WHAT THE TASK ASKS: Could you transcribe every record below exactly as written, leaving out any pictures?

DATASET EXTRACT:
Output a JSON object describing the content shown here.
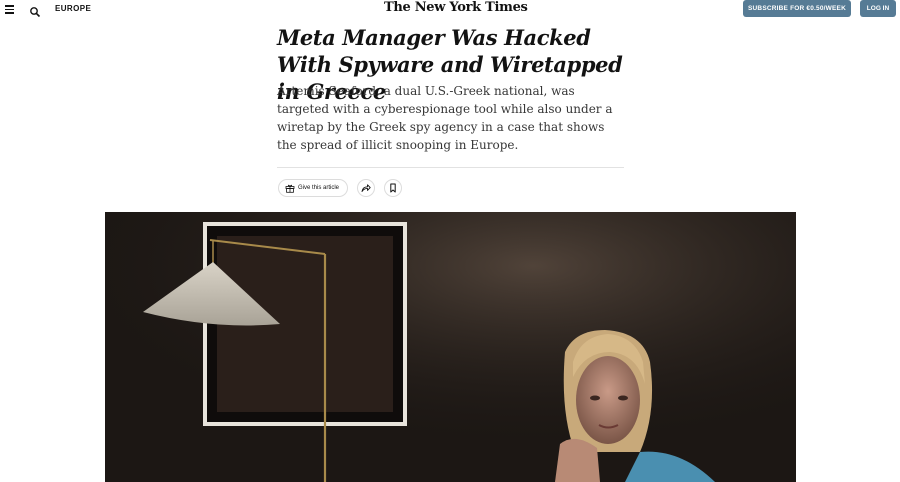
{
  "header": {
    "section": "EUROPE",
    "masthead": "The New York Times",
    "subscribe_label": "SUBSCRIBE FOR €0.50/WEEK",
    "login_label": "LOG IN",
    "icons": [
      "menu-icon",
      "search-icon"
    ],
    "accent_color": "#567b95"
  },
  "article": {
    "headline": "Meta Manager Was Hacked With Spyware and Wiretapped in Greece",
    "summary": "Artemis Seaford, a dual U.S.-Greek national, was targeted with a cyberespionage tool while also under a wiretap by the Greek spy agency in a case that shows the spread of illicit snooping in Europe.",
    "gift_label": "Give this article",
    "action_icons": [
      "gift-icon",
      "share-icon",
      "bookmark-icon"
    ]
  }
}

FULL SOLUTION:
Output a JSON object describing the content shown here.
{
  "header": {
    "section": "EUROPE",
    "masthead": "The New York Times",
    "subscribe_label": "SUBSCRIBE FOR €0.50/WEEK",
    "login_label": "LOG IN",
    "icons": [
      "menu-icon",
      "search-icon"
    ],
    "accent_color": "#567b95"
  },
  "article": {
    "headline": "Meta Manager Was Hacked With Spyware and Wiretapped in Greece",
    "summary": "Artemis Seaford, a dual U.S.-Greek national, was targeted with a cyberespionage tool while also under a wiretap by the Greek spy agency in a case that shows the spread of illicit snooping in Europe.",
    "gift_label": "Give this article",
    "action_icons": [
      "gift-icon",
      "share-icon",
      "bookmark-icon"
    ]
  }
}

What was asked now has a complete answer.